◆ **WHAT YOU NEED TO DO**
The records below are to be repeated in full, exactly as they are.

◆ **MATERIAL FOR THIS EXERCISE**
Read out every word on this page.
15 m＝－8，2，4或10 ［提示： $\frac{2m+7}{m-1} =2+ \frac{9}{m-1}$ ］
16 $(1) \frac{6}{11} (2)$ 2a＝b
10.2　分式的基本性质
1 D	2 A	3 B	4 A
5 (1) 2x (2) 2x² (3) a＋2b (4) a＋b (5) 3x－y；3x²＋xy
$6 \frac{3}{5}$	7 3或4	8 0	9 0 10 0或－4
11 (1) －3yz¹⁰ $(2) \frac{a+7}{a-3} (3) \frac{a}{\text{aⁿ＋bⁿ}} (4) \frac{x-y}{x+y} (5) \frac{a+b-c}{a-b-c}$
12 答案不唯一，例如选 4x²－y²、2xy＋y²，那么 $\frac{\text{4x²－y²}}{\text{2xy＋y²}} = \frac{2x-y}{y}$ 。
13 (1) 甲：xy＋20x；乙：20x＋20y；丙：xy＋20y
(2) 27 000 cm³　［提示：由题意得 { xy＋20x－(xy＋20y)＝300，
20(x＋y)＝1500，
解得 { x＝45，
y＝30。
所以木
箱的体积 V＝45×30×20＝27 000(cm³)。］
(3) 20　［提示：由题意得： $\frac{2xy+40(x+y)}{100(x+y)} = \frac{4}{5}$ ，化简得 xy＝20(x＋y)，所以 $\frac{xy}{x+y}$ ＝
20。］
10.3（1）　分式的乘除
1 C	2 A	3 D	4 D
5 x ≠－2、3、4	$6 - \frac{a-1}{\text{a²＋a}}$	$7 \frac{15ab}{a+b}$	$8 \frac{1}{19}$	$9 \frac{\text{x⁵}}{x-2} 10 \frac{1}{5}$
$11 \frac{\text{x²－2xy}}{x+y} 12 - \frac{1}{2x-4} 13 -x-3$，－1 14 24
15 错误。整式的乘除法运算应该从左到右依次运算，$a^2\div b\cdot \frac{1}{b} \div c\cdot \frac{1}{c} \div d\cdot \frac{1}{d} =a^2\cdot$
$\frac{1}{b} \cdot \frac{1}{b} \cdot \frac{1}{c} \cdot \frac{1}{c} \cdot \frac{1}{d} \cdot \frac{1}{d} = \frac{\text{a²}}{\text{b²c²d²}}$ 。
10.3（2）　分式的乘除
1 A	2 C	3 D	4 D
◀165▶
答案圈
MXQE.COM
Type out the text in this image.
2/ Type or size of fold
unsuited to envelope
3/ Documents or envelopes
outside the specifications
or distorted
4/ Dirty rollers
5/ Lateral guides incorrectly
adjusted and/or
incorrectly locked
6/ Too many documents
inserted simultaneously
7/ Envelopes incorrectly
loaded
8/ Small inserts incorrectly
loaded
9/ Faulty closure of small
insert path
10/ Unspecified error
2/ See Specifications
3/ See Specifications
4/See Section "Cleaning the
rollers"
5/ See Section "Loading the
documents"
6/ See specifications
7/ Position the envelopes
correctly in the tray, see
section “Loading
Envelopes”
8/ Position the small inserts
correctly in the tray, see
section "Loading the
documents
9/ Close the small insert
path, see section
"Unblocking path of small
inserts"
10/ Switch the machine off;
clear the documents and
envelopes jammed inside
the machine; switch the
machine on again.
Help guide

◆ **RESULT FOR THIS EXERCISE**
Read out every word on this page.
15 m＝－8，2，4或10 ［提示： $\frac{2m+7}{m-1} =2+ \frac{9}{m-1}$ ］
16 $(1) \frac{6}{11} (2)$ 2a＝b
10.2　分式的基本性质
1 D	2 A	3 B	4 A
5 (1) 2x (2) 2x² (3) a＋2b (4) a＋b (5) 3x－y；3x²＋xy
$6 \frac{3}{5}$	7 3或4	8 0	9 0 10 0或－4
11 (1) －3yz¹⁰ $(2) \frac{a+7}{a-3} (3) \frac{a}{\text{aⁿ＋bⁿ}} (4) \frac{x-y}{x+y} (5) \frac{a+b-c}{a-b-c}$
12 答案不唯一，例如选 4x²－y²、2xy＋y²，那么 $\frac{\text{4x²－y²}}{\text{2xy＋y²}} = \frac{2x-y}{y}$ 。
13 (1) 甲：xy＋20x；乙：20x＋20y；丙：xy＋20y
(2) 27 000 cm³　［提示：由题意得 { xy＋20x－(xy＋20y)＝300，
20(x＋y)＝1500，
解得 { x＝45，
y＝30。
所以木
箱的体积 V＝45×30×20＝27 000(cm³)。］
(3) 20　［提示：由题意得： $\frac{2xy+40(x+y)}{100(x+y)} = \frac{4}{5}$ ，化简得 xy＝20(x＋y)，所以 $\frac{xy}{x+y}$ ＝
20。］
10.3（1）　分式的乘除
1 C	2 A	3 D	4 D
5 x ≠－2、3、4	$6 - \frac{a-1}{\text{a²＋a}}$	$7 \frac{15ab}{a+b}$	$8 \frac{1}{19}$	$9 \frac{\text{x⁵}}{x-2} 10 \frac{1}{5}$
$11 \frac{\text{x²－2xy}}{x+y} 12 - \frac{1}{2x-4} 13 -x-3$，－1 14 24
15 错误。整式的乘除法运算应该从左到右依次运算，$a^2\div b\cdot \frac{1}{b} \div c\cdot \frac{1}{c} \div d\cdot \frac{1}{d} =a^2\cdot$
$\frac{1}{b} \cdot \frac{1}{b} \cdot \frac{1}{c} \cdot \frac{1}{c} \cdot \frac{1}{d} \cdot \frac{1}{d} = \frac{\text{a²}}{\text{b²c²d²}}$ 。
10.3（2）　分式的乘除
1 A	2 C	3 D	4 D
◀165▶
答案圈
MXQE.COM
Type out the text in this image.
2/ Type or size of fold
unsuited to envelope
3/ Documents or envelopes
outside the specifications
or distorted
4/ Dirty rollers
5/ Lateral guides incorrectly
adjusted and/or
incorrectly locked
6/ Too many documents
inserted simultaneously
7/ Envelopes incorrectly
loaded
8/ Small inserts incorrectly
loaded
9/ Faulty closure of small
insert path
10/ Unspecified error
2/ See Specifications
3/ See Specifications
4/See Section "Cleaning the
rollers"
5/ See Section "Loading the
documents"
6/ See specifications
7/ Position the envelopes
correctly in the tray, see
section “Loading
Envelopes”
8/ Position the small inserts
correctly in the tray, see
section "Loading the
documents
9/ Close the small insert
path, see section
"Unblocking path of small
inserts"
10/ Switch the machine off;
clear the documents and
envelopes jammed inside
the machine; switch the
machine on again.
Help guide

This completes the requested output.